THE REQUEST -> The listing below should be printed exactly, every line of it. Skip the pictures.

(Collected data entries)
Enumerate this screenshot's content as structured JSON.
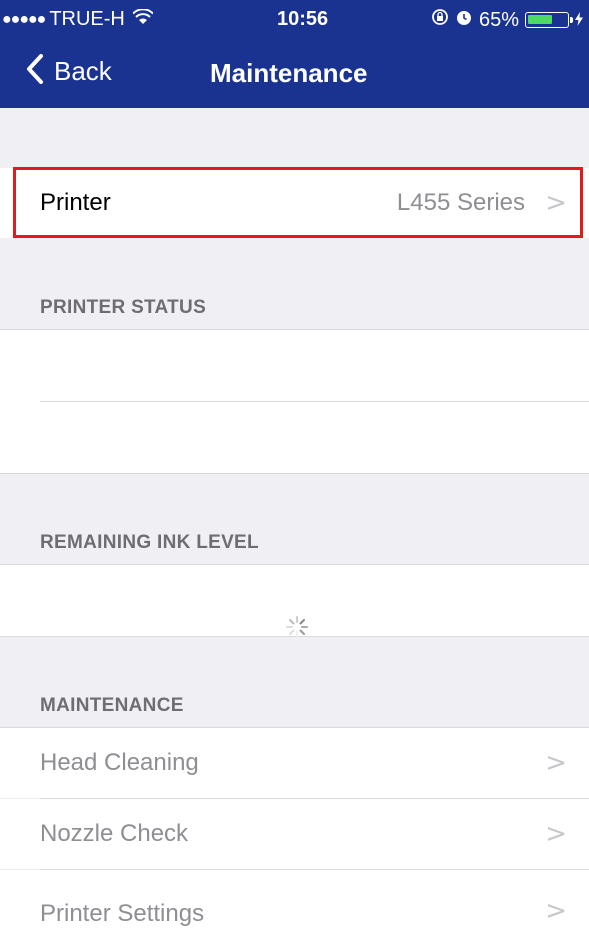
{
  "status_bar": {
    "signal_dots": "●●●●●",
    "carrier": "TRUE-H",
    "time": "10:56",
    "battery_percent": "65%",
    "battery_level": 0.65
  },
  "nav": {
    "back_label": "Back",
    "title": "Maintenance"
  },
  "printer_row": {
    "label": "Printer",
    "value": "L455 Series"
  },
  "sections": {
    "printer_status": "PRINTER STATUS",
    "remaining_ink": "REMAINING INK LEVEL",
    "maintenance": "MAINTENANCE"
  },
  "maintenance_items": [
    {
      "label": "Head Cleaning"
    },
    {
      "label": "Nozzle Check"
    },
    {
      "label": "Printer Settings"
    }
  ],
  "colors": {
    "nav_background": "#1a3391",
    "highlight_border": "#e01b1b"
  }
}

WRITTEN SOLUTION ->
Enumerate this screenshot's content as structured JSON.
{
  "status_bar": {
    "signal_dots": "●●●●●",
    "carrier": "TRUE-H",
    "time": "10:56",
    "battery_percent": "65%",
    "battery_level": 0.65
  },
  "nav": {
    "back_label": "Back",
    "title": "Maintenance"
  },
  "printer_row": {
    "label": "Printer",
    "value": "L455 Series"
  },
  "sections": {
    "printer_status": "PRINTER STATUS",
    "remaining_ink": "REMAINING INK LEVEL",
    "maintenance": "MAINTENANCE"
  },
  "maintenance_items": [
    {
      "label": "Head Cleaning"
    },
    {
      "label": "Nozzle Check"
    },
    {
      "label": "Printer Settings"
    }
  ],
  "colors": {
    "nav_background": "#1a3391",
    "highlight_border": "#e01b1b"
  }
}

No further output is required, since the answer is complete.